> _Task brief_
From the records, pick out and copy each line containing "this".

> _Excerpts from a figure dataset_
########

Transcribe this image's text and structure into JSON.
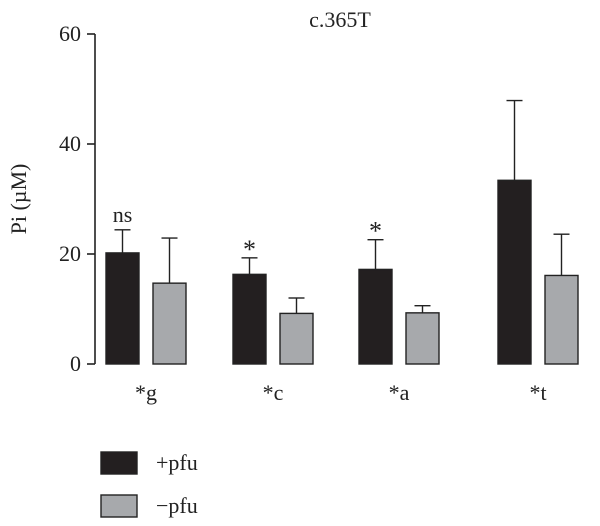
{
  "chart_data": {
    "type": "bar",
    "title": "c.365T",
    "ylabel": "Pi (µM)",
    "xlabel": "",
    "ylim": [
      0,
      60
    ],
    "yticks": [
      0,
      20,
      40,
      60
    ],
    "grid": false,
    "legend_position": "bottom-left",
    "categories": [
      "*g",
      "*c",
      "*a",
      "*t"
    ],
    "series": [
      {
        "name": "+pfu",
        "color": "#231f20",
        "values": [
          20.2,
          16.3,
          17.2,
          33.4
        ],
        "errors": [
          4.2,
          3.0,
          5.4,
          14.5
        ]
      },
      {
        "name": "−pfu",
        "color": "#a7a9ac",
        "values": [
          14.7,
          9.2,
          9.3,
          16.1
        ],
        "errors": [
          8.2,
          2.8,
          1.3,
          7.5
        ]
      }
    ],
    "annotations": [
      "ns",
      "*",
      "*",
      ""
    ]
  }
}
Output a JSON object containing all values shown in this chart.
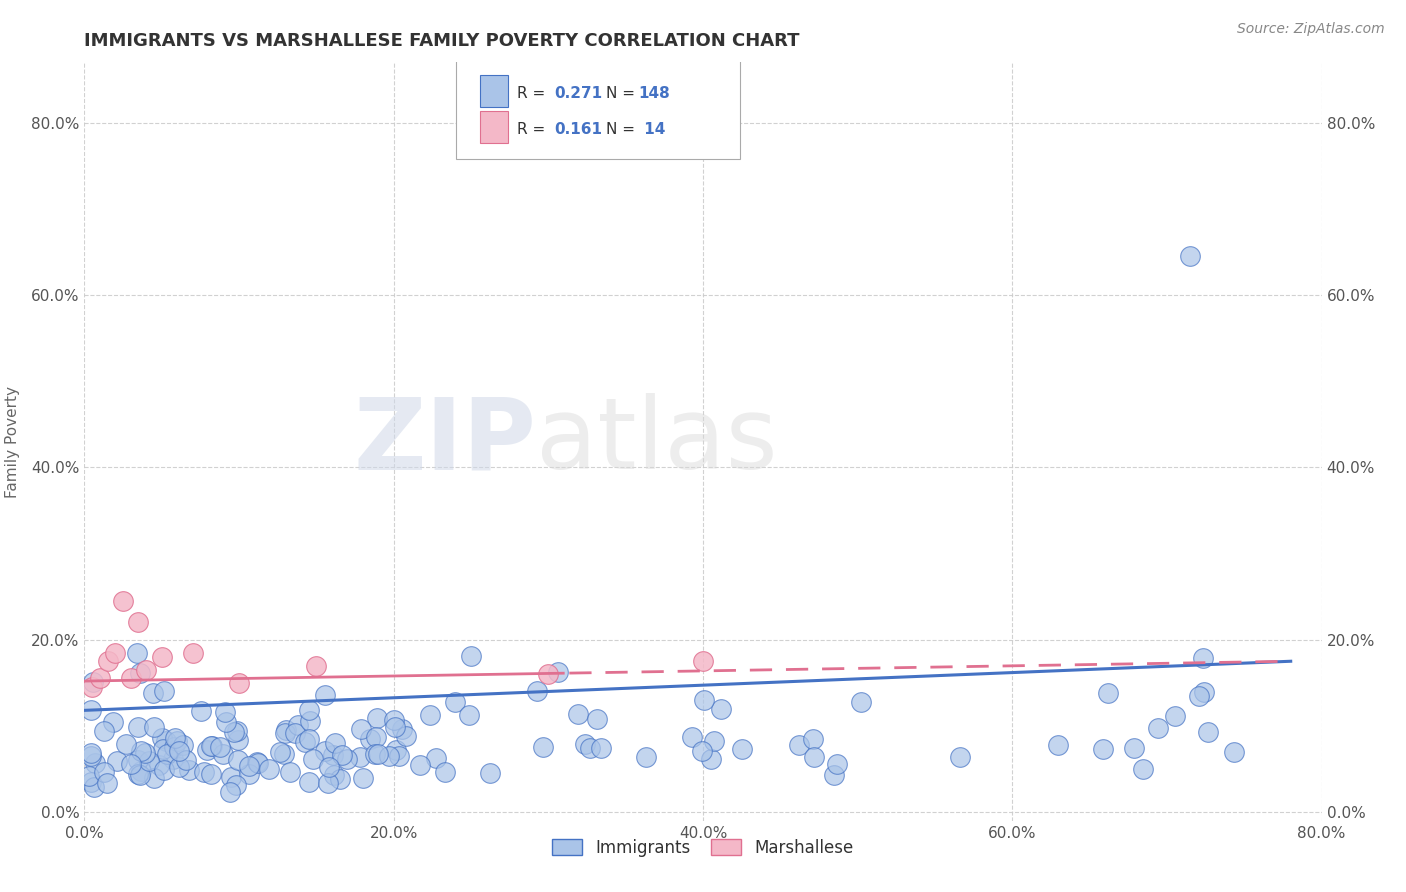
{
  "title": "IMMIGRANTS VS MARSHALLESE FAMILY POVERTY CORRELATION CHART",
  "source": "Source: ZipAtlas.com",
  "ylabel": "Family Poverty",
  "xlim": [
    0.0,
    0.8
  ],
  "ylim": [
    -0.01,
    0.87
  ],
  "ytick_labels": [
    "0.0%",
    "20.0%",
    "40.0%",
    "60.0%",
    "80.0%"
  ],
  "ytick_vals": [
    0.0,
    0.2,
    0.4,
    0.6,
    0.8
  ],
  "xtick_labels": [
    "0.0%",
    "20.0%",
    "40.0%",
    "60.0%",
    "80.0%"
  ],
  "xtick_vals": [
    0.0,
    0.2,
    0.4,
    0.6,
    0.8
  ],
  "immigrants_fill": "#aac4e8",
  "immigrants_edge": "#4472c4",
  "marshallese_fill": "#f4b8c8",
  "marshallese_edge": "#e07090",
  "immigrants_line_color": "#4472c4",
  "marshallese_line_color": "#e07090",
  "immigrants_R": 0.271,
  "immigrants_N": 148,
  "marshallese_R": 0.161,
  "marshallese_N": 14,
  "watermark_zip": "ZIP",
  "watermark_atlas": "atlas",
  "legend_immigrants": "Immigrants",
  "legend_marshallese": "Marshallese",
  "background_color": "#ffffff",
  "grid_color": "#cccccc",
  "title_color": "#333333",
  "title_fontsize": 13,
  "source_color": "#888888",
  "axis_label_color": "#666666",
  "tick_color": "#555555"
}
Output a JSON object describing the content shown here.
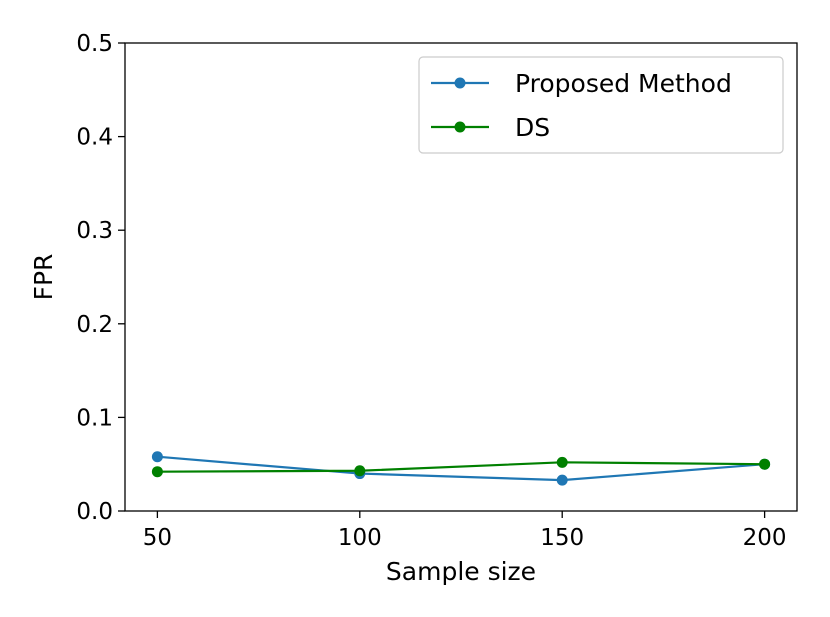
{
  "chart_data": {
    "type": "line",
    "title": "",
    "xlabel": "Sample size",
    "ylabel": "FPR",
    "x": [
      50,
      100,
      150,
      200
    ],
    "xlim": [
      42,
      208
    ],
    "ylim": [
      0,
      0.5
    ],
    "xticks": [
      50,
      100,
      150,
      200
    ],
    "yticks": [
      0.0,
      0.1,
      0.2,
      0.3,
      0.4,
      0.5
    ],
    "ytick_labels": [
      "0.0",
      "0.1",
      "0.2",
      "0.3",
      "0.4",
      "0.5"
    ],
    "grid": false,
    "legend_position": "top-right",
    "series": [
      {
        "name": "Proposed Method",
        "color": "#1f77b4",
        "values": [
          0.058,
          0.04,
          0.033,
          0.05
        ]
      },
      {
        "name": "DS",
        "color": "#008000",
        "values": [
          0.042,
          0.043,
          0.052,
          0.05
        ]
      }
    ]
  }
}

########

> _Task output_
Transcribe this image's text and structure into JSON.
Output a JSON object containing all values shown in this chart.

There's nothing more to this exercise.